■ **Problem details**
Copy every entry precisely.

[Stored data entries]
┄┄┄┄┄┄
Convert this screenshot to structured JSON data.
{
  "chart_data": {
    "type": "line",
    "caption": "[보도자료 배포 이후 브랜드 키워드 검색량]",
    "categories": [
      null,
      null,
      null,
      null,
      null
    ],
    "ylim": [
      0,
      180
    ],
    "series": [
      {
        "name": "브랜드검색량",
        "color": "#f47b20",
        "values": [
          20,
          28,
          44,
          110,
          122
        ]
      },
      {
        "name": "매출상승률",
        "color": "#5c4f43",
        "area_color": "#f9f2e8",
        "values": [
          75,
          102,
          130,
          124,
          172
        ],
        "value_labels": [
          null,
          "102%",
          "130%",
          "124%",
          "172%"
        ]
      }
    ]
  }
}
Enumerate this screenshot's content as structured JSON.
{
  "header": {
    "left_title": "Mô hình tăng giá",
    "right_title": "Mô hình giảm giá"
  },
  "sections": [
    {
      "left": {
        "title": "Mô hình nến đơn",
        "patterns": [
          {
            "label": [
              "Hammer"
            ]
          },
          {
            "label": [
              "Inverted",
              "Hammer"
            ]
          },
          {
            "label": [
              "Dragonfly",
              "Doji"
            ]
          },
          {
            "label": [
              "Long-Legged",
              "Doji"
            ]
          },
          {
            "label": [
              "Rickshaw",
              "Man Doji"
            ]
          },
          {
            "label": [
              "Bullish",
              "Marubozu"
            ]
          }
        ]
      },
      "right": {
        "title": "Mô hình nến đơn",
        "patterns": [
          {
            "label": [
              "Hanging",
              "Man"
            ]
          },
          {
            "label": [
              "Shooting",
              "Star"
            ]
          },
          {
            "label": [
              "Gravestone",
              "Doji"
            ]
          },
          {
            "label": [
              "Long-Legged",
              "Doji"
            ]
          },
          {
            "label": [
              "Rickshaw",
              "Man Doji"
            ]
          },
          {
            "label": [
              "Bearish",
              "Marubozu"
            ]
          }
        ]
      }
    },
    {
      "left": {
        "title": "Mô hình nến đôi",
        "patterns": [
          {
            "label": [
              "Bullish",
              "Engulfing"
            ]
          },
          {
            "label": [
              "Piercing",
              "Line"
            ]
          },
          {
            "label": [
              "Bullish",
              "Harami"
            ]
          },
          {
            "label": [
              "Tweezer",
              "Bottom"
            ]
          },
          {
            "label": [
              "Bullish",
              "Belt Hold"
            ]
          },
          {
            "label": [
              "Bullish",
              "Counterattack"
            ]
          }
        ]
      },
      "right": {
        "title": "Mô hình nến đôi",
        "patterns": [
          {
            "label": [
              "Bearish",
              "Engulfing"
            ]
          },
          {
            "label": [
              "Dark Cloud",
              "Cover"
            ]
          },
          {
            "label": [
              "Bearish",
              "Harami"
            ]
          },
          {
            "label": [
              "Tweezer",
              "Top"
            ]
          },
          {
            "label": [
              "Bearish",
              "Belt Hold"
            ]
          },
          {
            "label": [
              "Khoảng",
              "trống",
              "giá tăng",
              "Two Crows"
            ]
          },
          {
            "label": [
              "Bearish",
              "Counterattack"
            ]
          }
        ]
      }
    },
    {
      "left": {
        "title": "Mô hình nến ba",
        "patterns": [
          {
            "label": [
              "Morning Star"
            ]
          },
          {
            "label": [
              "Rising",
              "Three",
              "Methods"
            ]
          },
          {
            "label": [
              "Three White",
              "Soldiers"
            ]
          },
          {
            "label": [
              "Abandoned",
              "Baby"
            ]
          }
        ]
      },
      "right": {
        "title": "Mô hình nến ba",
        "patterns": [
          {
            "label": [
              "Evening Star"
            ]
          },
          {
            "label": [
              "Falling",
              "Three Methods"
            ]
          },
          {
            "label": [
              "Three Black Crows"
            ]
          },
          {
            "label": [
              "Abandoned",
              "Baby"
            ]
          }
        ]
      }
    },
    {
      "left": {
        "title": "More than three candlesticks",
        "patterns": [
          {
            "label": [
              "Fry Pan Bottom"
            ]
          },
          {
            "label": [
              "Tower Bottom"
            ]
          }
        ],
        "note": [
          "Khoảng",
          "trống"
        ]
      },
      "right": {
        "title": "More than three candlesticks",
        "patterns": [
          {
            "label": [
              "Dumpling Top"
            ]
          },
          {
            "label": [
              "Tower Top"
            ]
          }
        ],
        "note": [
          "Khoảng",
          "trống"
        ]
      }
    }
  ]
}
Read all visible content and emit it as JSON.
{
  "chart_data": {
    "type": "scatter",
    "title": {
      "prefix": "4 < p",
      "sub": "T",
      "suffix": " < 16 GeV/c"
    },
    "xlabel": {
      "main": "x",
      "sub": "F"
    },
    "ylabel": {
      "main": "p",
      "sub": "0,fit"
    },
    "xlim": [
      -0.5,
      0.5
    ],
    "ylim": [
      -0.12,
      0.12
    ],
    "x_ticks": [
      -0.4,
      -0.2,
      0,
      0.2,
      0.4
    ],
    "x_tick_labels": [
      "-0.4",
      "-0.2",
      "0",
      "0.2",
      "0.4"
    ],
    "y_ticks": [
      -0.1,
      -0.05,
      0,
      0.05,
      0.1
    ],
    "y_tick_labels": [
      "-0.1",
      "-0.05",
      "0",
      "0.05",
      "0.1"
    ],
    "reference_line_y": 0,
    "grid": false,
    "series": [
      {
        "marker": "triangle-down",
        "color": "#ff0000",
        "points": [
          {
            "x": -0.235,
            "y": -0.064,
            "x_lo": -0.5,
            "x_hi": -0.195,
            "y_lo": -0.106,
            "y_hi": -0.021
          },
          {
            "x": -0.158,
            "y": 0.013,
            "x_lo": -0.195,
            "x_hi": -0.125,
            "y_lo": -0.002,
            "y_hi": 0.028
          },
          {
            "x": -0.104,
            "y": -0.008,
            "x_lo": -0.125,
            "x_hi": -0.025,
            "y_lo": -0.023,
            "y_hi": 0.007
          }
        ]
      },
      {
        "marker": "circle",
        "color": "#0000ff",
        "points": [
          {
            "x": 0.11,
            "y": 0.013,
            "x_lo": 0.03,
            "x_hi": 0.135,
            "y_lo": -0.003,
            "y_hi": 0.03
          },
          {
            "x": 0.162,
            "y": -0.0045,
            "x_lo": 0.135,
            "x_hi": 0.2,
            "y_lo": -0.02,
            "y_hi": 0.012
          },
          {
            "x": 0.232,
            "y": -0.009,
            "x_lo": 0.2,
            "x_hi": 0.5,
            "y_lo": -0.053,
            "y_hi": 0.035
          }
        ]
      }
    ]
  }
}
┄┄┄┄┄┄
■ **Response**
Convert this screenshot to structured JSON data.
{
  "chart_data": {
    "type": "line",
    "caption": "[보도자료 배포 이후 브랜드 키워드 검색량]",
    "categories": [
      null,
      null,
      null,
      null,
      null
    ],
    "ylim": [
      0,
      180
    ],
    "series": [
      {
        "name": "브랜드검색량",
        "color": "#f47b20",
        "values": [
          20,
          28,
          44,
          110,
          122
        ]
      },
      {
        "name": "매출상승률",
        "color": "#5c4f43",
        "area_color": "#f9f2e8",
        "values": [
          75,
          102,
          130,
          124,
          172
        ],
        "value_labels": [
          null,
          "102%",
          "130%",
          "124%",
          "172%"
        ]
      }
    ]
  }
}
Enumerate this screenshot's content as structured JSON.
{
  "header": {
    "left_title": "Mô hình tăng giá",
    "right_title": "Mô hình giảm giá"
  },
  "sections": [
    {
      "left": {
        "title": "Mô hình nến đơn",
        "patterns": [
          {
            "label": [
              "Hammer"
            ]
          },
          {
            "label": [
              "Inverted",
              "Hammer"
            ]
          },
          {
            "label": [
              "Dragonfly",
              "Doji"
            ]
          },
          {
            "label": [
              "Long-Legged",
              "Doji"
            ]
          },
          {
            "label": [
              "Rickshaw",
              "Man Doji"
            ]
          },
          {
            "label": [
              "Bullish",
              "Marubozu"
            ]
          }
        ]
      },
      "right": {
        "title": "Mô hình nến đơn",
        "patterns": [
          {
            "label": [
              "Hanging",
              "Man"
            ]
          },
          {
            "label": [
              "Shooting",
              "Star"
            ]
          },
          {
            "label": [
              "Gravestone",
              "Doji"
            ]
          },
          {
            "label": [
              "Long-Legged",
              "Doji"
            ]
          },
          {
            "label": [
              "Rickshaw",
              "Man Doji"
            ]
          },
          {
            "label": [
              "Bearish",
              "Marubozu"
            ]
          }
        ]
      }
    },
    {
      "left": {
        "title": "Mô hình nến đôi",
        "patterns": [
          {
            "label": [
              "Bullish",
              "Engulfing"
            ]
          },
          {
            "label": [
              "Piercing",
              "Line"
            ]
          },
          {
            "label": [
              "Bullish",
              "Harami"
            ]
          },
          {
            "label": [
              "Tweezer",
              "Bottom"
            ]
          },
          {
            "label": [
              "Bullish",
              "Belt Hold"
            ]
          },
          {
            "label": [
              "Bullish",
              "Counterattack"
            ]
          }
        ]
      },
      "right": {
        "title": "Mô hình nến đôi",
        "patterns": [
          {
            "label": [
              "Bearish",
              "Engulfing"
            ]
          },
          {
            "label": [
              "Dark Cloud",
              "Cover"
            ]
          },
          {
            "label": [
              "Bearish",
              "Harami"
            ]
          },
          {
            "label": [
              "Tweezer",
              "Top"
            ]
          },
          {
            "label": [
              "Bearish",
              "Belt Hold"
            ]
          },
          {
            "label": [
              "Khoảng",
              "trống",
              "giá tăng",
              "Two Crows"
            ]
          },
          {
            "label": [
              "Bearish",
              "Counterattack"
            ]
          }
        ]
      }
    },
    {
      "left": {
        "title": "Mô hình nến ba",
        "patterns": [
          {
            "label": [
              "Morning Star"
            ]
          },
          {
            "label": [
              "Rising",
              "Three",
              "Methods"
            ]
          },
          {
            "label": [
              "Three White",
              "Soldiers"
            ]
          },
          {
            "label": [
              "Abandoned",
              "Baby"
            ]
          }
        ]
      },
      "right": {
        "title": "Mô hình nến ba",
        "patterns": [
          {
            "label": [
              "Evening Star"
            ]
          },
          {
            "label": [
              "Falling",
              "Three Methods"
            ]
          },
          {
            "label": [
              "Three Black Crows"
            ]
          },
          {
            "label": [
              "Abandoned",
              "Baby"
            ]
          }
        ]
      }
    },
    {
      "left": {
        "title": "More than three candlesticks",
        "patterns": [
          {
            "label": [
              "Fry Pan Bottom"
            ]
          },
          {
            "label": [
              "Tower Bottom"
            ]
          }
        ],
        "note": [
          "Khoảng",
          "trống"
        ]
      },
      "right": {
        "title": "More than three candlesticks",
        "patterns": [
          {
            "label": [
              "Dumpling Top"
            ]
          },
          {
            "label": [
              "Tower Top"
            ]
          }
        ],
        "note": [
          "Khoảng",
          "trống"
        ]
      }
    }
  ]
}
Read all visible content and emit it as JSON.
{
  "chart_data": {
    "type": "scatter",
    "title": {
      "prefix": "4 < p",
      "sub": "T",
      "suffix": " < 16 GeV/c"
    },
    "xlabel": {
      "main": "x",
      "sub": "F"
    },
    "ylabel": {
      "main": "p",
      "sub": "0,fit"
    },
    "xlim": [
      -0.5,
      0.5
    ],
    "ylim": [
      -0.12,
      0.12
    ],
    "x_ticks": [
      -0.4,
      -0.2,
      0,
      0.2,
      0.4
    ],
    "x_tick_labels": [
      "-0.4",
      "-0.2",
      "0",
      "0.2",
      "0.4"
    ],
    "y_ticks": [
      -0.1,
      -0.05,
      0,
      0.05,
      0.1
    ],
    "y_tick_labels": [
      "-0.1",
      "-0.05",
      "0",
      "0.05",
      "0.1"
    ],
    "reference_line_y": 0,
    "grid": false,
    "series": [
      {
        "marker": "triangle-down",
        "color": "#ff0000",
        "points": [
          {
            "x": -0.235,
            "y": -0.064,
            "x_lo": -0.5,
            "x_hi": -0.195,
            "y_lo": -0.106,
            "y_hi": -0.021
          },
          {
            "x": -0.158,
            "y": 0.013,
            "x_lo": -0.195,
            "x_hi": -0.125,
            "y_lo": -0.002,
            "y_hi": 0.028
          },
          {
            "x": -0.104,
            "y": -0.008,
            "x_lo": -0.125,
            "x_hi": -0.025,
            "y_lo": -0.023,
            "y_hi": 0.007
          }
        ]
      },
      {
        "marker": "circle",
        "color": "#0000ff",
        "points": [
          {
            "x": 0.11,
            "y": 0.013,
            "x_lo": 0.03,
            "x_hi": 0.135,
            "y_lo": -0.003,
            "y_hi": 0.03
          },
          {
            "x": 0.162,
            "y": -0.0045,
            "x_lo": 0.135,
            "x_hi": 0.2,
            "y_lo": -0.02,
            "y_hi": 0.012
          },
          {
            "x": 0.232,
            "y": -0.009,
            "x_lo": 0.2,
            "x_hi": 0.5,
            "y_lo": -0.053,
            "y_hi": 0.035
          }
        ]
      }
    ]
  }
}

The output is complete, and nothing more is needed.